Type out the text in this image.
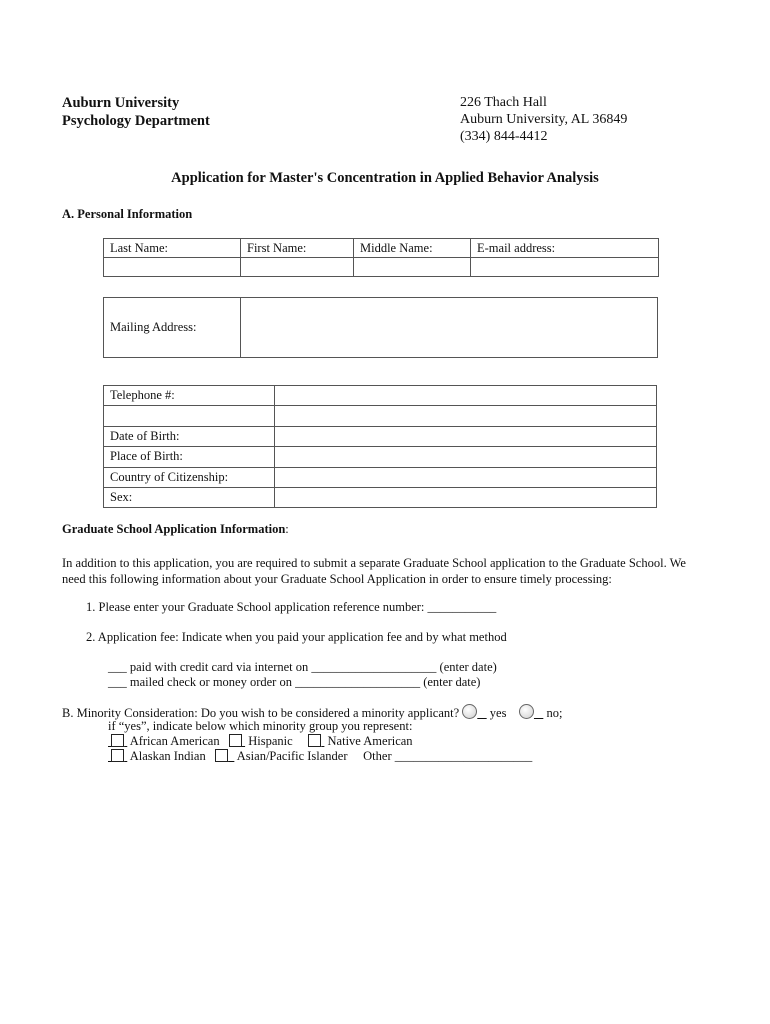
Auburn University
Psychology Department
226 Thach Hall
Auburn University, AL 36849
(334) 844-4412
Application for Master's Concentration in Applied Behavior Analysis
A. Personal Information
Last Name:	First Name:	Middle Name:	E-mail address:

Mailing Address:	
Telephone #:	

Date of Birth:	
Place of Birth:	
Country of Citizenship:	
Sex:	
Graduate School Application Information:
In addition to this application, you are required to submit a separate Graduate School application to the Graduate School. We
need this following information about your Graduate School Application in order to ensure timely processing:
1. Please enter your Graduate School application reference number: ___________
2. Application fee: Indicate when you paid your application fee and by what method
___ paid with credit card via internet on ____________________ (enter date)
___ mailed check or money order on ____________________ (enter date)
B. Minority Consideration: Do you wish to be considered a minority applicant? yes	no;
if “yes”, indicate below which minority group you represent:
African American Hispanic	Native American
Alaskan Indian Asian/Pacific Islander Other ______________________
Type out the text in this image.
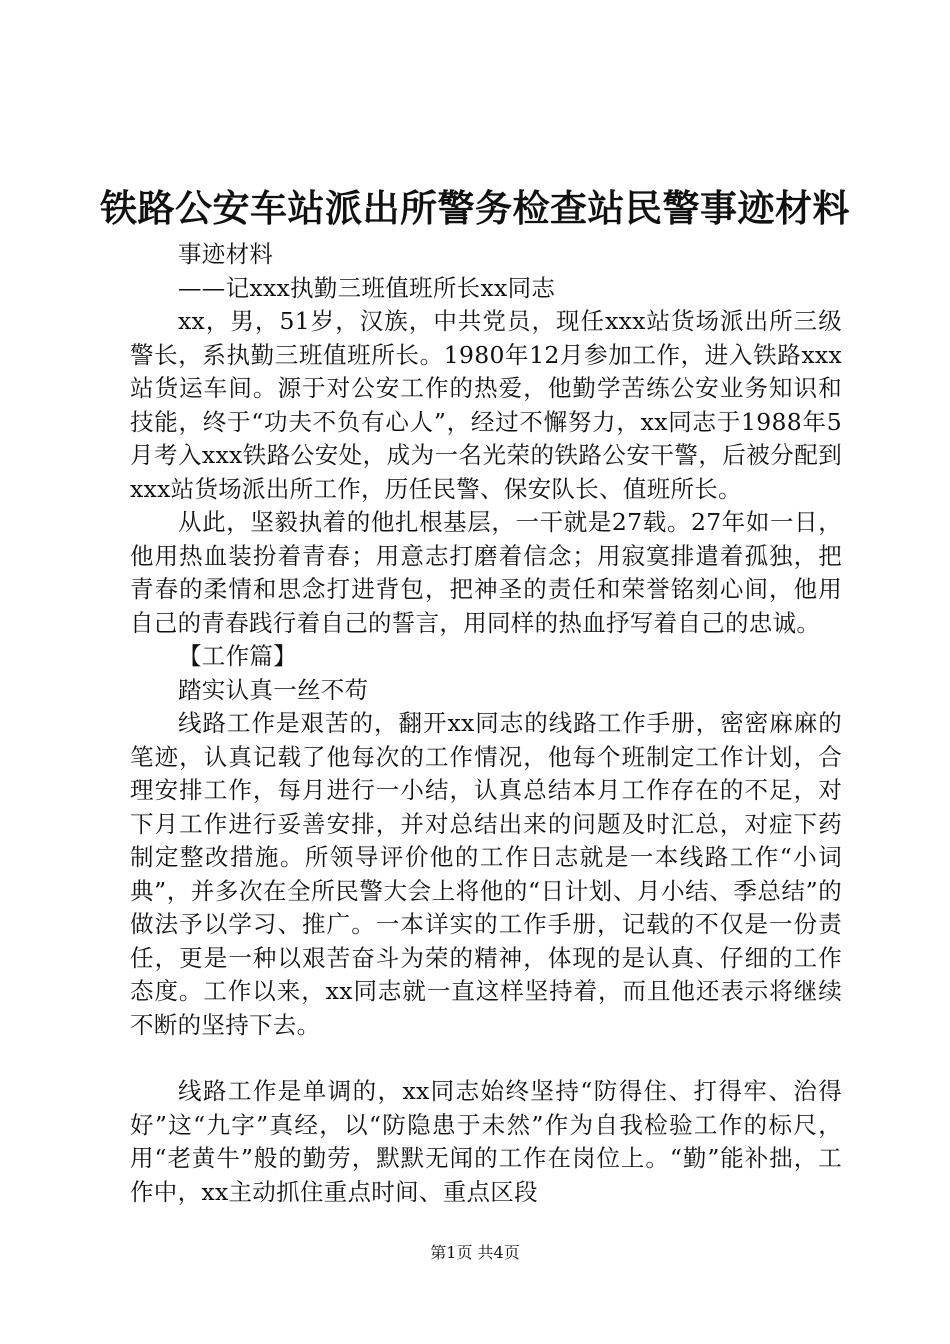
铁路公安车站派出所警务检查站民警事迹材料

事迹材料

——记xxx执勤三班值班所长xx同志

xx，男，51岁，汉族，中共党员，现任xxx站货场派出所三级警长，系执勤三班值班所长。1980年12月参加工作，进入铁路xxx站货运车间。源于对公安工作的热爱，他勤学苦练公安业务知识和技能，终于“功夫不负有心人”，经过不懈努力，xx同志于1988年5月考入xxx铁路公安处，成为一名光荣的铁路公安干警，后被分配到xxx站货场派出所工作，历任民警、保安队长、值班所长。

从此，坚毅执着的他扎根基层，一干就是27载。27年如一日，他用热血装扮着青春；用意志打磨着信念；用寂寞排遣着孤独，把青春的柔情和思念打进背包，把神圣的责任和荣誉铭刻心间，他用自己的青春践行着自己的誓言，用同样的热血抒写着自己的忠诚。

【工作篇】

踏实认真一丝不苟

线路工作是艰苦的，翻开xx同志的线路工作手册，密密麻麻的笔迹，认真记载了他每次的工作情况，他每个班制定工作计划，合理安排工作，每月进行一小结，认真总结本月工作存在的不足，对下月工作进行妥善安排，并对总结出来的问题及时汇总，对症下药制定整改措施。所领导评价他的工作日志就是一本线路工作“小词典”，并多次在全所民警大会上将他的“日计划、月小结、季总结”的做法予以学习、推广。一本详实的工作手册，记载的不仅是一份责任，更是一种以艰苦奋斗为荣的精神，体现的是认真、仔细的工作态度。工作以来，xx同志就一直这样坚持着，而且他还表示将继续不断的坚持下去。

线路工作是单调的，xx同志始终坚持“防得住、打得牢、治得好”这“九字”真经，以“防隐患于未然”作为自我检验工作的标尺，用“老黄牛”般的勤劳，默默无闻的工作在岗位上。“勤”能补拙，工作中，xx主动抓住重点时间、重点区段

第1页 共4页
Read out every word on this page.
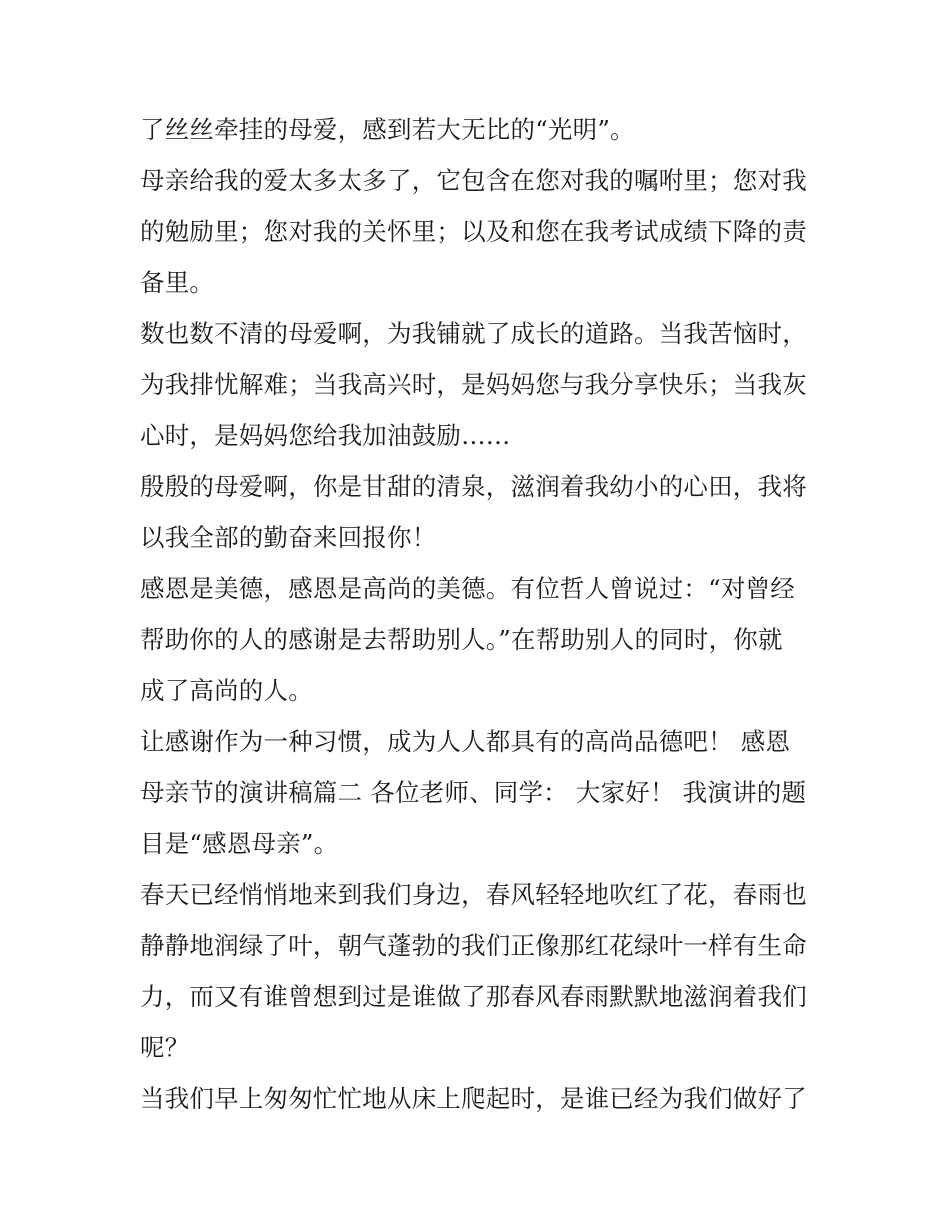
了丝丝牵挂的母爱，感到若大无比的“光明”。
母亲给我的爱太多太多了，它包含在您对我的嘱咐里；您对我
的勉励里；您对我的关怀里；以及和您在我考试成绩下降的责
备里。
数也数不清的母爱啊，为我铺就了成长的道路。当我苦恼时，
为我排忧解难；当我高兴时，是妈妈您与我分享快乐；当我灰
心时，是妈妈您给我加油鼓励……
殷殷的母爱啊，你是甘甜的清泉，滋润着我幼小的心田，我将
以我全部的勤奋来回报你！
感恩是美德，感恩是高尚的美德。有位哲人曾说过：“对曾经
帮助你的人的感谢是去帮助别人。”在帮助别人的同时，你就
成了高尚的人。
让感谢作为一种习惯，成为人人都具有的高尚品德吧！ 感恩
母亲节的演讲稿篇二 各位老师、同学： 大家好！ 我演讲的题
目是“感恩母亲”。
春天已经悄悄地来到我们身边，春风轻轻地吹红了花，春雨也
静静地润绿了叶，朝气蓬勃的我们正像那红花绿叶一样有生命
力，而又有谁曾想到过是谁做了那春风春雨默默地滋润着我们
呢？
当我们早上匆匆忙忙地从床上爬起时，是谁已经为我们做好了
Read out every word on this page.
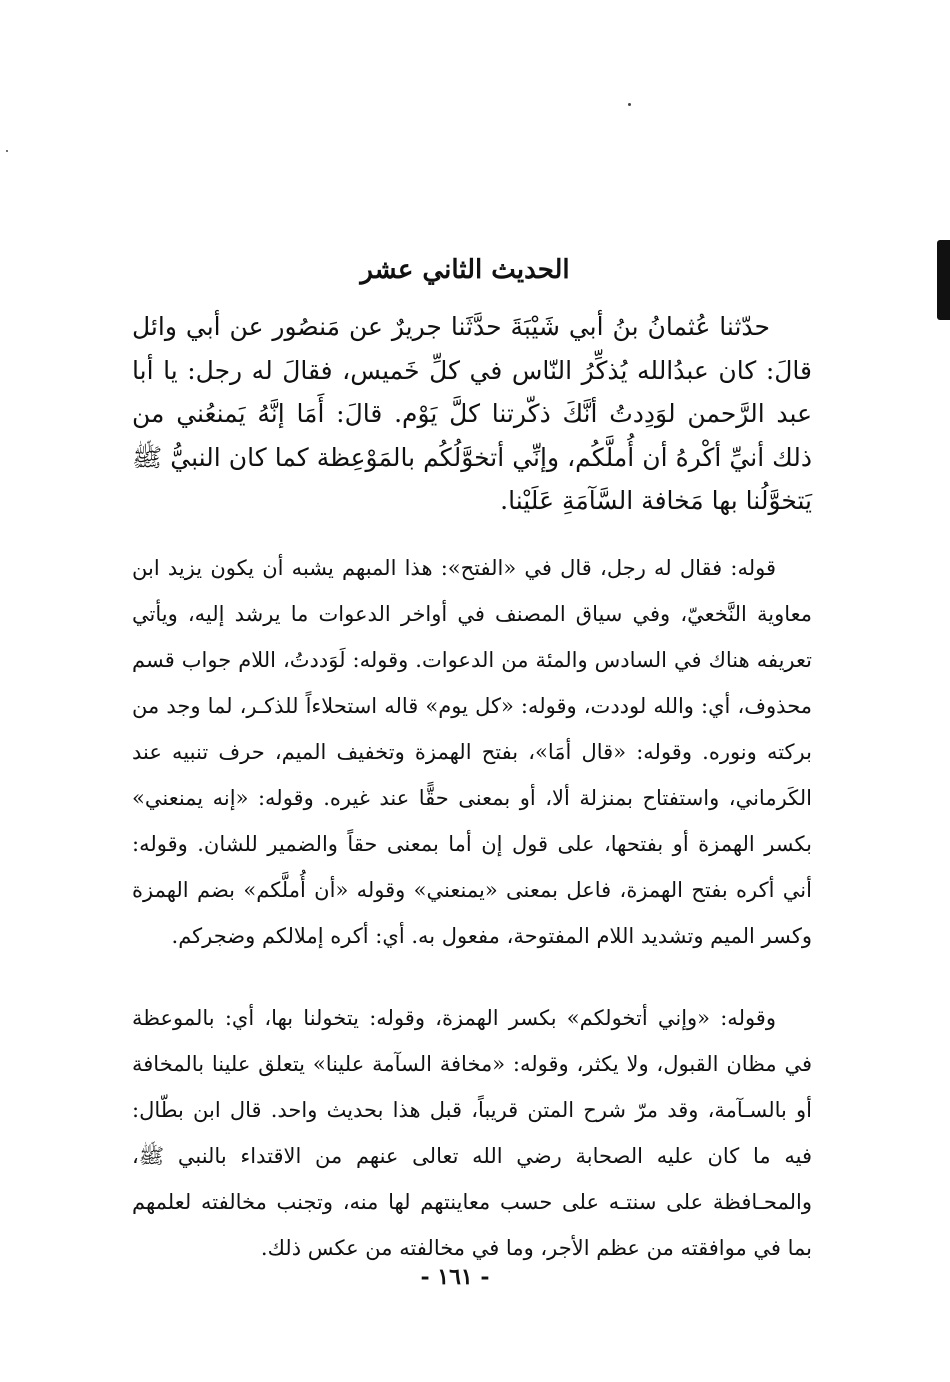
الحديث الثاني عشر

حدّثنا عُثمانُ بنُ أبي شَيْبَةَ حدَّثَنا جريرٌ عن مَنصُور عن أبي وائل قالَ: كان عبدُالله يُذكِّرُ النّاس في كلِّ خَميس، فقالَ له رجل: يا أبا عبد الرَّحمن لوَدِدتُ أنَّكَ ذكّرتنا كلَّ يَوْم. قالَ: أَمَا إنَّهُ يَمنعُني من ذلك أنيِّ أكْرهُ أن أُملَّكُم، وإنِّي أتخوَّلُكُم بالمَوْعِظة كما كان النبيُّ ﷺ يَتخوَّلُنا بها مَخافة السَّآمَةِ عَلَيْنا.

قوله: فقال له رجل، قال في «الفتح»: هذا المبهم يشبه أن يكون يزيد ابن معاوية النَّخعيّ، وفي سياق المصنف في أواخر الدعوات ما يرشد إليه، ويأتي تعريفه هناك في السادس والمئة من الدعوات. وقوله: لَوَددتُ، اللام جواب قسم محذوف، أي: والله لوددت، وقوله: «كل يوم» قاله استحلاءاً للذكـر، لما وجد من بركته ونوره. وقوله: «قال أمَا»، بفتح الهمزة وتخفيف الميم، حرف تنبيه عند الكَرماني، واستفتاح بمنزلة ألا، أو بمعنى حقًّا عند غيره. وقوله: «إنه يمنعني» بكسر الهمزة أو بفتحها، على قول إن أما بمعنى حقاً والضمير للشان. وقوله: أني أكره بفتح الهمزة، فاعل بمعنى «يمنعني» وقوله «أن أُملَّكم» بضم الهمزة وكسر الميم وتشديد اللام المفتوحة، مفعول به. أي: أكره إملالكم وضجركم.

وقوله: «وإني أتخولكم» بكسر الهمزة، وقوله: يتخولنا بها، أي: بالموعظة في مظان القبول، ولا يكثر، وقوله: «مخافة السآمة علينا» يتعلق علينا بالمخافة أو بالسـآمة، وقد مرّ شرح المتن قريباً، قبل هذا بحديث واحد. قال ابن بطّال: فيه ما كان عليه الصحابة رضي الله تعالى عنهم من الاقتداء بالنبي ﷺ، والمحـافظة على سنتـه على حسب معاينتهم لها منه، وتجنب مخالفته لعلمهم بما في موافقته من عظم الأجر، وما في مخالفته من عكس ذلك.

- ١٦١ -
-----
Exercise aim:
Produce an exact copy of each line of data, skipping embedded images.

Answer:
Type out the text in this image.
Auburn University
Psychology Department
226 Thach Hall
Auburn University, AL 36849
(334) 844-4412
Application for Master's Concentration in Applied Behavior Analysis
A. Personal Information
Last Name:	First Name:	Middle Name:	E-mail address:

Mailing Address:	
Telephone #:	

Date of Birth:	
Place of Birth:	
Country of Citizenship:	
Sex:	
Graduate School Application Information:
In addition to this application, you are required to submit a separate Graduate School application to the Graduate School. We
need this following information about your Graduate School Application in order to ensure timely processing:
1. Please enter your Graduate School application reference number: ___________
2. Application fee: Indicate when you paid your application fee and by what method
___ paid with credit card via internet on ____________________ (enter date)
___ mailed check or money order on ____________________ (enter date)
B. Minority Consideration: Do you wish to be considered a minority applicant? yes	no;
if “yes”, indicate below which minority group you represent:
African American Hispanic	Native American
Alaskan Indian Asian/Pacific Islander Other ______________________
Type out the text in this image.
铁路公安车站派出所警务检查站民警事迹材料

事迹材料

——记xxx执勤三班值班所长xx同志

xx，男，51岁，汉族，中共党员，现任xxx站货场派出所三级警长，系执勤三班值班所长。1980年12月参加工作，进入铁路xxx站货运车间。源于对公安工作的热爱，他勤学苦练公安业务知识和技能，终于“功夫不负有心人”，经过不懈努力，xx同志于1988年5月考入xxx铁路公安处，成为一名光荣的铁路公安干警，后被分配到xxx站货场派出所工作，历任民警、保安队长、值班所长。

从此，坚毅执着的他扎根基层，一干就是27载。27年如一日，他用热血装扮着青春；用意志打磨着信念；用寂寞排遣着孤独，把青春的柔情和思念打进背包，把神圣的责任和荣誉铭刻心间，他用自己的青春践行着自己的誓言，用同样的热血抒写着自己的忠诚。

【工作篇】

踏实认真一丝不苟

线路工作是艰苦的，翻开xx同志的线路工作手册，密密麻麻的笔迹，认真记载了他每次的工作情况，他每个班制定工作计划，合理安排工作，每月进行一小结，认真总结本月工作存在的不足，对下月工作进行妥善安排，并对总结出来的问题及时汇总，对症下药制定整改措施。所领导评价他的工作日志就是一本线路工作“小词典”，并多次在全所民警大会上将他的“日计划、月小结、季总结”的做法予以学习、推广。一本详实的工作手册，记载的不仅是一份责任，更是一种以艰苦奋斗为荣的精神，体现的是认真、仔细的工作态度。工作以来，xx同志就一直这样坚持着，而且他还表示将继续不断的坚持下去。

线路工作是单调的，xx同志始终坚持“防得住、打得牢、治得好”这“九字”真经，以“防隐患于未然”作为自我检验工作的标尺，用“老黄牛”般的勤劳，默默无闻的工作在岗位上。“勤”能补拙，工作中，xx主动抓住重点时间、重点区段

第1页 共4页
Read out every word on this page.
了丝丝牵挂的母爱，感到若大无比的“光明”。
母亲给我的爱太多太多了，它包含在您对我的嘱咐里；您对我
的勉励里；您对我的关怀里；以及和您在我考试成绩下降的责
备里。
数也数不清的母爱啊，为我铺就了成长的道路。当我苦恼时，
为我排忧解难；当我高兴时，是妈妈您与我分享快乐；当我灰
心时，是妈妈您给我加油鼓励……
殷殷的母爱啊，你是甘甜的清泉，滋润着我幼小的心田，我将
以我全部的勤奋来回报你！
感恩是美德，感恩是高尚的美德。有位哲人曾说过：“对曾经
帮助你的人的感谢是去帮助别人。”在帮助别人的同时，你就
成了高尚的人。
让感谢作为一种习惯，成为人人都具有的高尚品德吧！ 感恩
母亲节的演讲稿篇二 各位老师、同学： 大家好！ 我演讲的题
目是“感恩母亲”。
春天已经悄悄地来到我们身边，春风轻轻地吹红了花，春雨也
静静地润绿了叶，朝气蓬勃的我们正像那红花绿叶一样有生命
力，而又有谁曾想到过是谁做了那春风春雨默默地滋润着我们
呢？
当我们早上匆匆忙忙地从床上爬起时，是谁已经为我们做好了
Read out every word on this page.
الحديث الثاني عشر

حدّثنا عُثمانُ بنُ أبي شَيْبَةَ حدَّثَنا جريرٌ عن مَنصُور عن أبي وائل قالَ: كان عبدُالله يُذكِّرُ النّاس في كلِّ خَميس، فقالَ له رجل: يا أبا عبد الرَّحمن لوَدِدتُ أنَّكَ ذكّرتنا كلَّ يَوْم. قالَ: أَمَا إنَّهُ يَمنعُني من ذلك أنيِّ أكْرهُ أن أُملَّكُم، وإنِّي أتخوَّلُكُم بالمَوْعِظة كما كان النبيُّ ﷺ يَتخوَّلُنا بها مَخافة السَّآمَةِ عَلَيْنا.

قوله: فقال له رجل، قال في «الفتح»: هذا المبهم يشبه أن يكون يزيد ابن معاوية النَّخعيّ، وفي سياق المصنف في أواخر الدعوات ما يرشد إليه، ويأتي تعريفه هناك في السادس والمئة من الدعوات. وقوله: لَوَددتُ، اللام جواب قسم محذوف، أي: والله لوددت، وقوله: «كل يوم» قاله استحلاءاً للذكـر، لما وجد من بركته ونوره. وقوله: «قال أمَا»، بفتح الهمزة وتخفيف الميم، حرف تنبيه عند الكَرماني، واستفتاح بمنزلة ألا، أو بمعنى حقًّا عند غيره. وقوله: «إنه يمنعني» بكسر الهمزة أو بفتحها، على قول إن أما بمعنى حقاً والضمير للشان. وقوله: أني أكره بفتح الهمزة، فاعل بمعنى «يمنعني» وقوله «أن أُملَّكم» بضم الهمزة وكسر الميم وتشديد اللام المفتوحة، مفعول به. أي: أكره إملالكم وضجركم.

وقوله: «وإني أتخولكم» بكسر الهمزة، وقوله: يتخولنا بها، أي: بالموعظة في مظان القبول، ولا يكثر، وقوله: «مخافة السآمة علينا» يتعلق علينا بالمخافة أو بالسـآمة، وقد مرّ شرح المتن قريباً، قبل هذا بحديث واحد. قال ابن بطّال: فيه ما كان عليه الصحابة رضي الله تعالى عنهم من الاقتداء بالنبي ﷺ، والمحـافظة على سنتـه على حسب معاينتهم لها منه، وتجنب مخالفته لعلمهم بما في موافقته من عظم الأجر، وما في مخالفته من عكس ذلك.

- ١٦١ -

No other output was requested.